- Requirements -
Lift every line from the entries that includes the word "Number".

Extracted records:
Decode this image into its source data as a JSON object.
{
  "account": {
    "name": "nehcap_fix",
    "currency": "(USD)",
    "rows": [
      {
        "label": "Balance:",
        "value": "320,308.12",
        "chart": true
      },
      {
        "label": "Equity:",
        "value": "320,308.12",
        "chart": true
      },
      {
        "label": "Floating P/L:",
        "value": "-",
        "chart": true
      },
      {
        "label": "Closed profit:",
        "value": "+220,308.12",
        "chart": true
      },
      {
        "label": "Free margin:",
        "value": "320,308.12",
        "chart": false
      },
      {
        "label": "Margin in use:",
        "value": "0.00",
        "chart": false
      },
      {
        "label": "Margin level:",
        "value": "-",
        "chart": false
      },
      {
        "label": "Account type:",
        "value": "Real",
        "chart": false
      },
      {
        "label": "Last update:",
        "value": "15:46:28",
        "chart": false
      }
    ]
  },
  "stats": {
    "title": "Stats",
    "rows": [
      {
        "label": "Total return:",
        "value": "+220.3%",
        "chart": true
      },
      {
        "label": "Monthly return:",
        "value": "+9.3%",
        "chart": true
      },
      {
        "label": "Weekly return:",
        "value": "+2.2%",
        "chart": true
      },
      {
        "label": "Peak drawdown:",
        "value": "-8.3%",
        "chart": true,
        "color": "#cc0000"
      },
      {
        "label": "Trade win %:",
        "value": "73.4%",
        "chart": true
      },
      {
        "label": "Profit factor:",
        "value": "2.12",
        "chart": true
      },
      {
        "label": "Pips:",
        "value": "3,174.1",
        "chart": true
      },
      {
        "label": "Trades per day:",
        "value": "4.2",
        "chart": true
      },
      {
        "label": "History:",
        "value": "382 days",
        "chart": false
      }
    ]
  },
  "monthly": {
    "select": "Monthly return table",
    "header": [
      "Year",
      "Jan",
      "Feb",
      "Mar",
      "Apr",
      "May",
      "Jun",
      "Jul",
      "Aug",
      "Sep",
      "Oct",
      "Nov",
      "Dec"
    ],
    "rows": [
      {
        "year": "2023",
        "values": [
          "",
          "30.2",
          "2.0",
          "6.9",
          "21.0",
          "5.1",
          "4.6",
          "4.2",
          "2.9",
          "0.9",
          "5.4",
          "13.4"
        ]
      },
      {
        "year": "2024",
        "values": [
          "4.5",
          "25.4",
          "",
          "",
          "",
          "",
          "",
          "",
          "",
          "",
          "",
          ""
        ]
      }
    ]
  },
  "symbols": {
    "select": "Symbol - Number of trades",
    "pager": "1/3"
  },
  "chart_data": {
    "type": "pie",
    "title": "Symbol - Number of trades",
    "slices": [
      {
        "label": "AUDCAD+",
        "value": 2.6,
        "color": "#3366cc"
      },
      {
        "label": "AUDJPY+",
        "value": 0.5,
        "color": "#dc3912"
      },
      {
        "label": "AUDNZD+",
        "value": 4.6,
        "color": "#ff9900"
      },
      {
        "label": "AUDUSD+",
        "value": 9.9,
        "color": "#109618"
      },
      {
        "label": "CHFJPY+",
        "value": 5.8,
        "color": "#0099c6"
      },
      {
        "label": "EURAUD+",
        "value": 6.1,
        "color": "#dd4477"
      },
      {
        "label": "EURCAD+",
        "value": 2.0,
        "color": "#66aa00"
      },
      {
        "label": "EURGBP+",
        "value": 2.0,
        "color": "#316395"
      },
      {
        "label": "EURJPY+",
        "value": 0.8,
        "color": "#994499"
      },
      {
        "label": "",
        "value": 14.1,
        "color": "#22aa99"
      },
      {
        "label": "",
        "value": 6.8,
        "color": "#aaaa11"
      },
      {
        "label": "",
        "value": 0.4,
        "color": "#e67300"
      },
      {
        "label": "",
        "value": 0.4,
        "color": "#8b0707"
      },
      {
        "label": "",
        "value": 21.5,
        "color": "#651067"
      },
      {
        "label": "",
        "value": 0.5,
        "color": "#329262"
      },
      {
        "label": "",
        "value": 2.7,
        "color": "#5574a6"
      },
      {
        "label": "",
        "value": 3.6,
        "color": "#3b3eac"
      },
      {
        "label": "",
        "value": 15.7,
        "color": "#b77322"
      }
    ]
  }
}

- Written response -
    "select": "Symbol - Number of trades",
    "title": "Symbol - Number of trades",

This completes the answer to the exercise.